Goal of the exercise: Output an exact reproduction of the data.

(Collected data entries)
-------

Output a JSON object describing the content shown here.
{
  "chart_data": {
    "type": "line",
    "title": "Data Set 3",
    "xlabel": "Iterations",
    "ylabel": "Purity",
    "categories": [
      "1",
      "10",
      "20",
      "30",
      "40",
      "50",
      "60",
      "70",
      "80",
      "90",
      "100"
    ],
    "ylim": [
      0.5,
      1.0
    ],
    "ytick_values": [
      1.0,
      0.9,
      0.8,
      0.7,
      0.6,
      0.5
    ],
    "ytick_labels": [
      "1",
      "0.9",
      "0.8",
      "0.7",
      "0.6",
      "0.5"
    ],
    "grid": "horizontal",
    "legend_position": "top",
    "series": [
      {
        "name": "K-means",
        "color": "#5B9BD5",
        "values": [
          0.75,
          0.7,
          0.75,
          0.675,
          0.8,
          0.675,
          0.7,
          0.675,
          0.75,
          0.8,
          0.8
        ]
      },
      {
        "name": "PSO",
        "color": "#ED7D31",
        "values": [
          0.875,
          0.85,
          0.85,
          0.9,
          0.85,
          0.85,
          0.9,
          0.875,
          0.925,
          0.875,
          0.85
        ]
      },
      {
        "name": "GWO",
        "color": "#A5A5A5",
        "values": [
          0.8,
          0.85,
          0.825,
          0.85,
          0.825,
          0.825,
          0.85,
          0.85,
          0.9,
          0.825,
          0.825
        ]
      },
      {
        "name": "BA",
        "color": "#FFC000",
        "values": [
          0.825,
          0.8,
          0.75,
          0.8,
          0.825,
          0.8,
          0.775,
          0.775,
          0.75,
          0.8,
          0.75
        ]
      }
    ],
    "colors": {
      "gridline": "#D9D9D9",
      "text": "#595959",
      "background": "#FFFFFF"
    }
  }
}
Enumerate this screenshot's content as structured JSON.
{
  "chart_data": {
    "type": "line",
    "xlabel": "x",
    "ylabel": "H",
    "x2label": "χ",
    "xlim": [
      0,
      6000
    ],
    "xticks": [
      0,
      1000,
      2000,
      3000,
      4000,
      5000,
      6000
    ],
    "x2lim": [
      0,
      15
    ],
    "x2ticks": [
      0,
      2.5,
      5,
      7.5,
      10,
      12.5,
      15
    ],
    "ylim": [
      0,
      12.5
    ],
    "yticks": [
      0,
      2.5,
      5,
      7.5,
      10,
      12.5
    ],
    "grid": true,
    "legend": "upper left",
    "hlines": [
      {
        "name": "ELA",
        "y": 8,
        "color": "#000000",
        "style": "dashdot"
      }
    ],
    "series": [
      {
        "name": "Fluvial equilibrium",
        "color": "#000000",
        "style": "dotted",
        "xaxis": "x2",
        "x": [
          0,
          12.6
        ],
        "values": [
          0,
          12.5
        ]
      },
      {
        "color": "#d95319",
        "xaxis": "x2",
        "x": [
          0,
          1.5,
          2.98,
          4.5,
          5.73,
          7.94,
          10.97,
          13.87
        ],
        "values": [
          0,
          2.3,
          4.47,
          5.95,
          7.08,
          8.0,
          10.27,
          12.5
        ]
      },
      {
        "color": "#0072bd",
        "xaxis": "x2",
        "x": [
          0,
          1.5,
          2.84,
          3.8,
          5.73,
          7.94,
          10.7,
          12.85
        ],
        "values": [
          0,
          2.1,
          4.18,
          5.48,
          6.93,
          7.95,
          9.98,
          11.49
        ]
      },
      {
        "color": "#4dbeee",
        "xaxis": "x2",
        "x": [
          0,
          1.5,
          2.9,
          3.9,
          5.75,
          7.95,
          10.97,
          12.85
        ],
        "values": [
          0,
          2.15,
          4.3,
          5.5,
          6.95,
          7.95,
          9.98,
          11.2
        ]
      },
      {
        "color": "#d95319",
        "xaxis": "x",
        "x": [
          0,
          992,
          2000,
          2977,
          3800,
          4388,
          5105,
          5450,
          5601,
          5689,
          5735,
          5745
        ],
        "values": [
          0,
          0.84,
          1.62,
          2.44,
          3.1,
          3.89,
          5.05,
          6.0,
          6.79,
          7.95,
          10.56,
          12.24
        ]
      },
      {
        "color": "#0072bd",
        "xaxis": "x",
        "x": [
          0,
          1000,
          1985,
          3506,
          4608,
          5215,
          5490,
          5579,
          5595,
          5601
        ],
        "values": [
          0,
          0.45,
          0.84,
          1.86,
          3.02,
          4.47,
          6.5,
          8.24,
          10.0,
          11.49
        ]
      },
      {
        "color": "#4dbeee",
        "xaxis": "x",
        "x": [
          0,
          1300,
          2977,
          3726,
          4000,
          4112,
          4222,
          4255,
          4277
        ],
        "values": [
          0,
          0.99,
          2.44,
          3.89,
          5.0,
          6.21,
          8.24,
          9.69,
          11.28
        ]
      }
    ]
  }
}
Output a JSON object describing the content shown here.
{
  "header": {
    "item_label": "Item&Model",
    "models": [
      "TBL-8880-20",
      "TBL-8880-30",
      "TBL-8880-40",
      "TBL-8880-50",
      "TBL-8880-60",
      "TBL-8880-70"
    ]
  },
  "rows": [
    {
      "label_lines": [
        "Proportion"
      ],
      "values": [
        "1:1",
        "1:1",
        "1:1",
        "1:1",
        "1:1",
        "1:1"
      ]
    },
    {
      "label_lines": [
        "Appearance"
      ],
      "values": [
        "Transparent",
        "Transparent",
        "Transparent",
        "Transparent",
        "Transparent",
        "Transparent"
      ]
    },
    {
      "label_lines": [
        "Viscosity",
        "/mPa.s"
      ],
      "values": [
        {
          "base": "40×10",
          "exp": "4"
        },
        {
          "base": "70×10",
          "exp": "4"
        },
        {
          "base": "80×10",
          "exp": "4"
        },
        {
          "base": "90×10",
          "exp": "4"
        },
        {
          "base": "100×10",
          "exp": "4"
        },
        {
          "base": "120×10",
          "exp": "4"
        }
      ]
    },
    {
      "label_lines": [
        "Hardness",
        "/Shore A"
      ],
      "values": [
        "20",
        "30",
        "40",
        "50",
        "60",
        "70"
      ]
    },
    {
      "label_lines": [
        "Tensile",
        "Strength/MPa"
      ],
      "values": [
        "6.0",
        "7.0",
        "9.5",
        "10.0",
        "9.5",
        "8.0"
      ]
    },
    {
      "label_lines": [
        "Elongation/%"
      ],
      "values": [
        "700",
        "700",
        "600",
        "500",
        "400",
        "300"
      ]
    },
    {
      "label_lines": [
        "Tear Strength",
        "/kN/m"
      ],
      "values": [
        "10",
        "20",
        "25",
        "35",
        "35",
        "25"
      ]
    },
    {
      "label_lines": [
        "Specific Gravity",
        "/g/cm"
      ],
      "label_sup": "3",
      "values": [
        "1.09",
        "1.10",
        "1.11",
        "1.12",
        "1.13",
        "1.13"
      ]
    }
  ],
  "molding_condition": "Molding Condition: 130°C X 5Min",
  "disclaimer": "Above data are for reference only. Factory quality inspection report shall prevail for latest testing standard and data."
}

-------

Solution to this exercise:
Output a JSON object describing the content shown here.
{
  "chart_data": {
    "type": "line",
    "title": "Data Set 3",
    "xlabel": "Iterations",
    "ylabel": "Purity",
    "categories": [
      "1",
      "10",
      "20",
      "30",
      "40",
      "50",
      "60",
      "70",
      "80",
      "90",
      "100"
    ],
    "ylim": [
      0.5,
      1.0
    ],
    "ytick_values": [
      1.0,
      0.9,
      0.8,
      0.7,
      0.6,
      0.5
    ],
    "ytick_labels": [
      "1",
      "0.9",
      "0.8",
      "0.7",
      "0.6",
      "0.5"
    ],
    "grid": "horizontal",
    "legend_position": "top",
    "series": [
      {
        "name": "K-means",
        "color": "#5B9BD5",
        "values": [
          0.75,
          0.7,
          0.75,
          0.675,
          0.8,
          0.675,
          0.7,
          0.675,
          0.75,
          0.8,
          0.8
        ]
      },
      {
        "name": "PSO",
        "color": "#ED7D31",
        "values": [
          0.875,
          0.85,
          0.85,
          0.9,
          0.85,
          0.85,
          0.9,
          0.875,
          0.925,
          0.875,
          0.85
        ]
      },
      {
        "name": "GWO",
        "color": "#A5A5A5",
        "values": [
          0.8,
          0.85,
          0.825,
          0.85,
          0.825,
          0.825,
          0.85,
          0.85,
          0.9,
          0.825,
          0.825
        ]
      },
      {
        "name": "BA",
        "color": "#FFC000",
        "values": [
          0.825,
          0.8,
          0.75,
          0.8,
          0.825,
          0.8,
          0.775,
          0.775,
          0.75,
          0.8,
          0.75
        ]
      }
    ],
    "colors": {
      "gridline": "#D9D9D9",
      "text": "#595959",
      "background": "#FFFFFF"
    }
  }
}
Enumerate this screenshot's content as structured JSON.
{
  "chart_data": {
    "type": "line",
    "xlabel": "x",
    "ylabel": "H",
    "x2label": "χ",
    "xlim": [
      0,
      6000
    ],
    "xticks": [
      0,
      1000,
      2000,
      3000,
      4000,
      5000,
      6000
    ],
    "x2lim": [
      0,
      15
    ],
    "x2ticks": [
      0,
      2.5,
      5,
      7.5,
      10,
      12.5,
      15
    ],
    "ylim": [
      0,
      12.5
    ],
    "yticks": [
      0,
      2.5,
      5,
      7.5,
      10,
      12.5
    ],
    "grid": true,
    "legend": "upper left",
    "hlines": [
      {
        "name": "ELA",
        "y": 8,
        "color": "#000000",
        "style": "dashdot"
      }
    ],
    "series": [
      {
        "name": "Fluvial equilibrium",
        "color": "#000000",
        "style": "dotted",
        "xaxis": "x2",
        "x": [
          0,
          12.6
        ],
        "values": [
          0,
          12.5
        ]
      },
      {
        "color": "#d95319",
        "xaxis": "x2",
        "x": [
          0,
          1.5,
          2.98,
          4.5,
          5.73,
          7.94,
          10.97,
          13.87
        ],
        "values": [
          0,
          2.3,
          4.47,
          5.95,
          7.08,
          8.0,
          10.27,
          12.5
        ]
      },
      {
        "color": "#0072bd",
        "xaxis": "x2",
        "x": [
          0,
          1.5,
          2.84,
          3.8,
          5.73,
          7.94,
          10.7,
          12.85
        ],
        "values": [
          0,
          2.1,
          4.18,
          5.48,
          6.93,
          7.95,
          9.98,
          11.49
        ]
      },
      {
        "color": "#4dbeee",
        "xaxis": "x2",
        "x": [
          0,
          1.5,
          2.9,
          3.9,
          5.75,
          7.95,
          10.97,
          12.85
        ],
        "values": [
          0,
          2.15,
          4.3,
          5.5,
          6.95,
          7.95,
          9.98,
          11.2
        ]
      },
      {
        "color": "#d95319",
        "xaxis": "x",
        "x": [
          0,
          992,
          2000,
          2977,
          3800,
          4388,
          5105,
          5450,
          5601,
          5689,
          5735,
          5745
        ],
        "values": [
          0,
          0.84,
          1.62,
          2.44,
          3.1,
          3.89,
          5.05,
          6.0,
          6.79,
          7.95,
          10.56,
          12.24
        ]
      },
      {
        "color": "#0072bd",
        "xaxis": "x",
        "x": [
          0,
          1000,
          1985,
          3506,
          4608,
          5215,
          5490,
          5579,
          5595,
          5601
        ],
        "values": [
          0,
          0.45,
          0.84,
          1.86,
          3.02,
          4.47,
          6.5,
          8.24,
          10.0,
          11.49
        ]
      },
      {
        "color": "#4dbeee",
        "xaxis": "x",
        "x": [
          0,
          1300,
          2977,
          3726,
          4000,
          4112,
          4222,
          4255,
          4277
        ],
        "values": [
          0,
          0.99,
          2.44,
          3.89,
          5.0,
          6.21,
          8.24,
          9.69,
          11.28
        ]
      }
    ]
  }
}
Output a JSON object describing the content shown here.
{
  "header": {
    "item_label": "Item&Model",
    "models": [
      "TBL-8880-20",
      "TBL-8880-30",
      "TBL-8880-40",
      "TBL-8880-50",
      "TBL-8880-60",
      "TBL-8880-70"
    ]
  },
  "rows": [
    {
      "label_lines": [
        "Proportion"
      ],
      "values": [
        "1:1",
        "1:1",
        "1:1",
        "1:1",
        "1:1",
        "1:1"
      ]
    },
    {
      "label_lines": [
        "Appearance"
      ],
      "values": [
        "Transparent",
        "Transparent",
        "Transparent",
        "Transparent",
        "Transparent",
        "Transparent"
      ]
    },
    {
      "label_lines": [
        "Viscosity",
        "/mPa.s"
      ],
      "values": [
        {
          "base": "40×10",
          "exp": "4"
        },
        {
          "base": "70×10",
          "exp": "4"
        },
        {
          "base": "80×10",
          "exp": "4"
        },
        {
          "base": "90×10",
          "exp": "4"
        },
        {
          "base": "100×10",
          "exp": "4"
        },
        {
          "base": "120×10",
          "exp": "4"
        }
      ]
    },
    {
      "label_lines": [
        "Hardness",
        "/Shore A"
      ],
      "values": [
        "20",
        "30",
        "40",
        "50",
        "60",
        "70"
      ]
    },
    {
      "label_lines": [
        "Tensile",
        "Strength/MPa"
      ],
      "values": [
        "6.0",
        "7.0",
        "9.5",
        "10.0",
        "9.5",
        "8.0"
      ]
    },
    {
      "label_lines": [
        "Elongation/%"
      ],
      "values": [
        "700",
        "700",
        "600",
        "500",
        "400",
        "300"
      ]
    },
    {
      "label_lines": [
        "Tear Strength",
        "/kN/m"
      ],
      "values": [
        "10",
        "20",
        "25",
        "35",
        "35",
        "25"
      ]
    },
    {
      "label_lines": [
        "Specific Gravity",
        "/g/cm"
      ],
      "label_sup": "3",
      "values": [
        "1.09",
        "1.10",
        "1.11",
        "1.12",
        "1.13",
        "1.13"
      ]
    }
  ],
  "molding_condition": "Molding Condition: 130°C X 5Min",
  "disclaimer": "Above data are for reference only. Factory quality inspection report shall prevail for latest testing standard and data."
}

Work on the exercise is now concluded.